Your goal: Locate each line of the material that contains "banner", then return it.

Saved entries
- - - - -

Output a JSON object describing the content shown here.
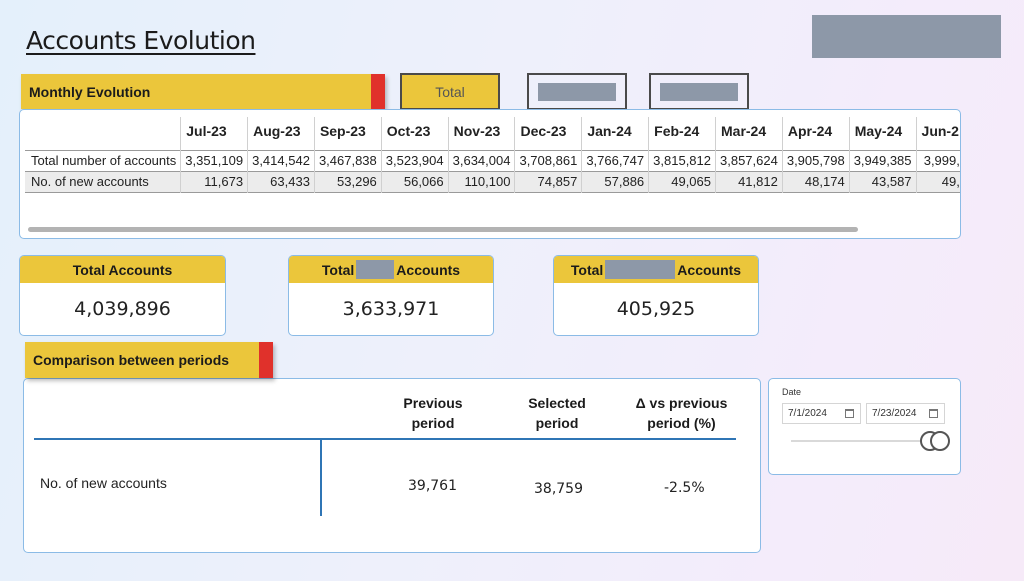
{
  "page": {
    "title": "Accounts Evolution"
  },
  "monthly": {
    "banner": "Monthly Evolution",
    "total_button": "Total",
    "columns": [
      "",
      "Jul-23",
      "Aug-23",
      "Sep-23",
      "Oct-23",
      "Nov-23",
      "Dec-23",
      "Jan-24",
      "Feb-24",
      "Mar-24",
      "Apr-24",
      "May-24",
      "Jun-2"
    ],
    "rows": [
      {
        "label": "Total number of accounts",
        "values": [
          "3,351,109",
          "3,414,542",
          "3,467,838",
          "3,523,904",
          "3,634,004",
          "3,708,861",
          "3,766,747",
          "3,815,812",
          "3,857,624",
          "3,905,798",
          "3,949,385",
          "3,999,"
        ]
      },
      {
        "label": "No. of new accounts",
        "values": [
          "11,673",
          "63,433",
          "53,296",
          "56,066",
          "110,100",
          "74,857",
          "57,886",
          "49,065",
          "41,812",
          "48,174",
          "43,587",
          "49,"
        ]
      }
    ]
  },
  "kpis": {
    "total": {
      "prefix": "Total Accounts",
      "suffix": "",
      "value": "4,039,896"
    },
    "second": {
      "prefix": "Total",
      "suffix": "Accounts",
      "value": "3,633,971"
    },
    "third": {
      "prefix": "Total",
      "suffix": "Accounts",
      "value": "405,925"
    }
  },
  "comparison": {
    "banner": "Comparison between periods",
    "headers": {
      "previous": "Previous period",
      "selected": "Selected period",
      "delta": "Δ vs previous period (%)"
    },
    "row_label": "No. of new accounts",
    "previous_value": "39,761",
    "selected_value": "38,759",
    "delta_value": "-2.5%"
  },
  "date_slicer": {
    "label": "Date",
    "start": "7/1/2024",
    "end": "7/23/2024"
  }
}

- - - - -

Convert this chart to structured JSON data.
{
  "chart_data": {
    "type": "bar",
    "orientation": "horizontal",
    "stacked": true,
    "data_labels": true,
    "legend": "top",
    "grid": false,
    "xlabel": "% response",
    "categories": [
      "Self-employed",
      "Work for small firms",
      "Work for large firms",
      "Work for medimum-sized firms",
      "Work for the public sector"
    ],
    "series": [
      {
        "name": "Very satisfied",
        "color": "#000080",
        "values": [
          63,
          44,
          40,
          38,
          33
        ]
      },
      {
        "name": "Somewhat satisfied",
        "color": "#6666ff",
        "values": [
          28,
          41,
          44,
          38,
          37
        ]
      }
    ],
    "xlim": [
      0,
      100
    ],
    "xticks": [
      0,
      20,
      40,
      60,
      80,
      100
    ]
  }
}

- - - - -

The result:
    "banner": "Monthly Evolution",
    "banner": "Comparison between periods",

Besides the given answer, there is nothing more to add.